▶ Material to process:
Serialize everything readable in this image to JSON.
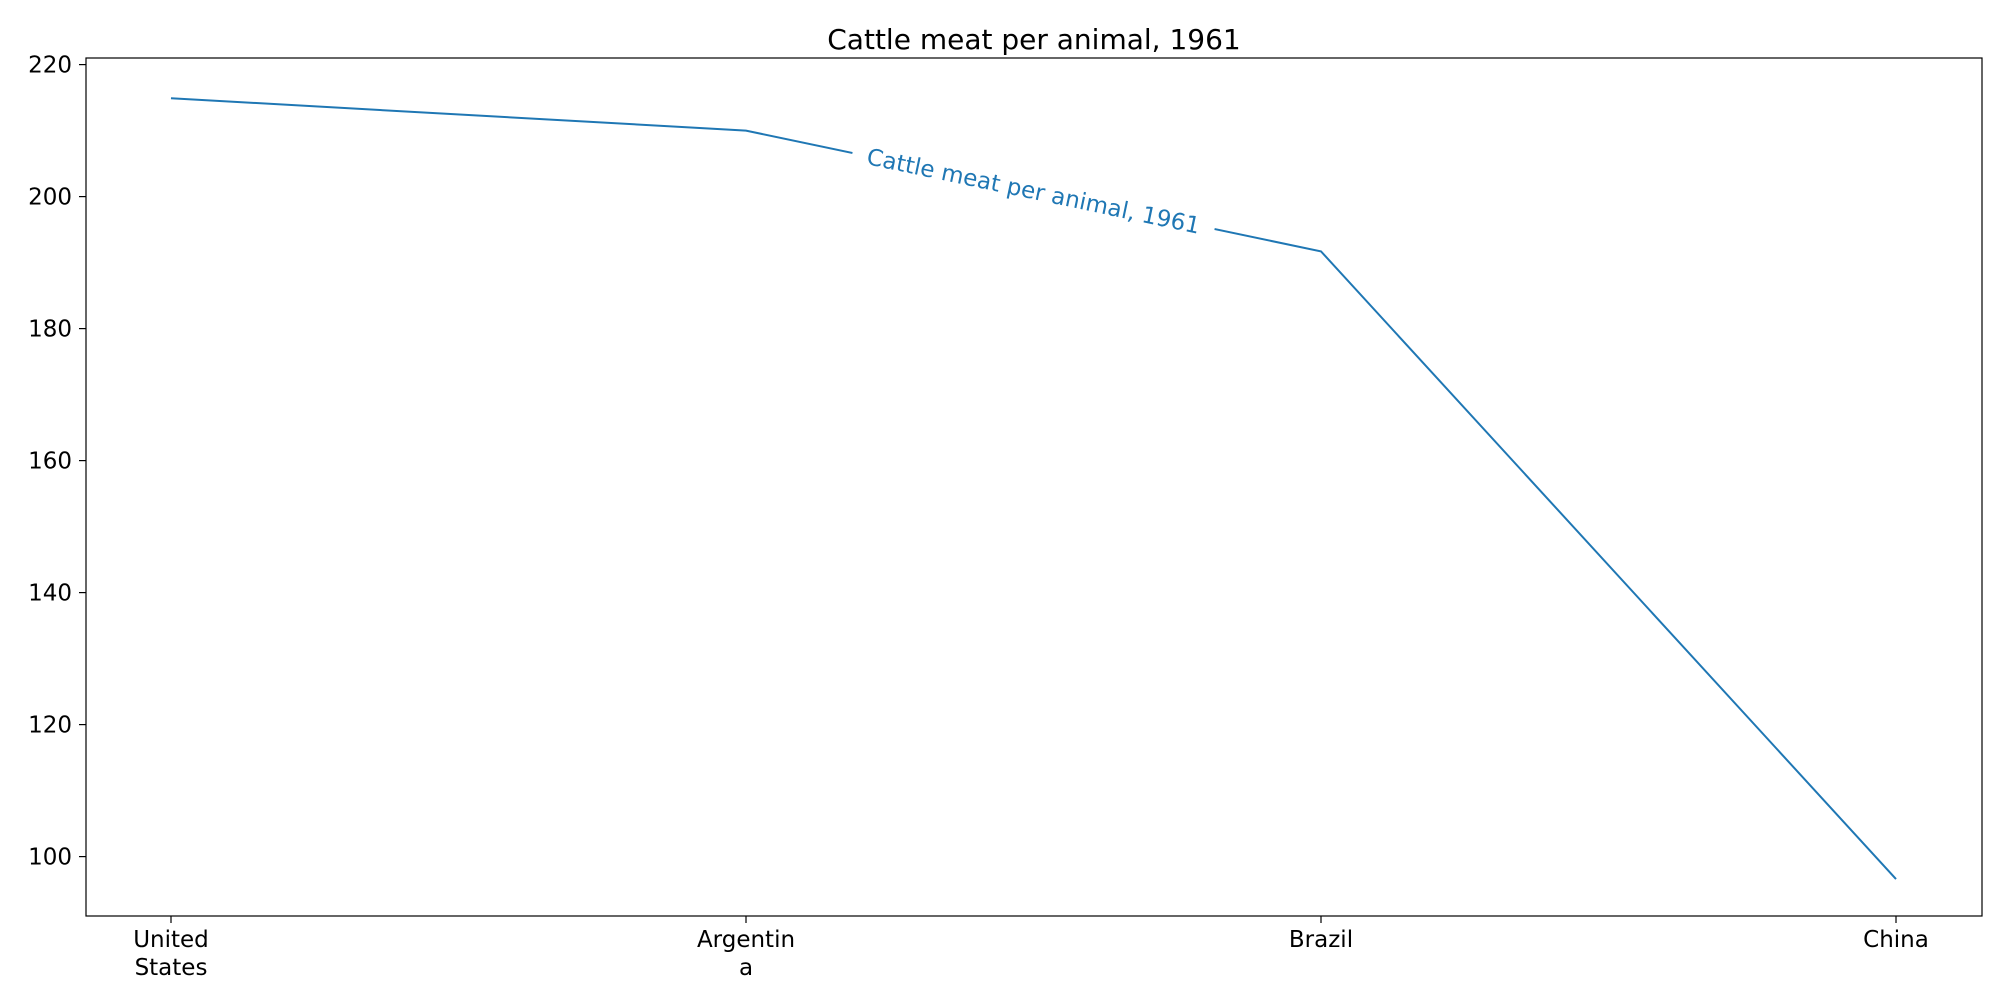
{
  "chart_data": {
    "type": "line",
    "title": "Cattle meat per animal, 1961",
    "xlabel": "",
    "ylabel": "",
    "categories": [
      "United States",
      "Argentina",
      "Brazil",
      "China"
    ],
    "category_tick_labels": [
      [
        "United",
        "States"
      ],
      [
        "Argentin",
        "a"
      ],
      [
        "Brazil"
      ],
      [
        "China"
      ]
    ],
    "series": [
      {
        "name": "Cattle meat per animal, 1961",
        "values": [
          214.9,
          210.0,
          191.7,
          96.6
        ],
        "color": "#1f77b4"
      }
    ],
    "ylim": [
      91,
      221
    ],
    "yticks": [
      100,
      120,
      140,
      160,
      180,
      200,
      220
    ],
    "inline_label": "Cattle meat per animal, 1961",
    "grid": false,
    "legend": "none"
  }
}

▶ Set problem: Print each line of the material above exactly, with the pictures removed from your copy.

▶ Completed exercise:
Serialize everything readable in this image to JSON.
{
  "chart_data": {
    "type": "line",
    "title": "Cattle meat per animal, 1961",
    "xlabel": "",
    "ylabel": "",
    "categories": [
      "United States",
      "Argentina",
      "Brazil",
      "China"
    ],
    "category_tick_labels": [
      [
        "United",
        "States"
      ],
      [
        "Argentin",
        "a"
      ],
      [
        "Brazil"
      ],
      [
        "China"
      ]
    ],
    "series": [
      {
        "name": "Cattle meat per animal, 1961",
        "values": [
          214.9,
          210.0,
          191.7,
          96.6
        ],
        "color": "#1f77b4"
      }
    ],
    "ylim": [
      91,
      221
    ],
    "yticks": [
      100,
      120,
      140,
      160,
      180,
      200,
      220
    ],
    "inline_label": "Cattle meat per animal, 1961",
    "grid": false,
    "legend": "none"
  }
}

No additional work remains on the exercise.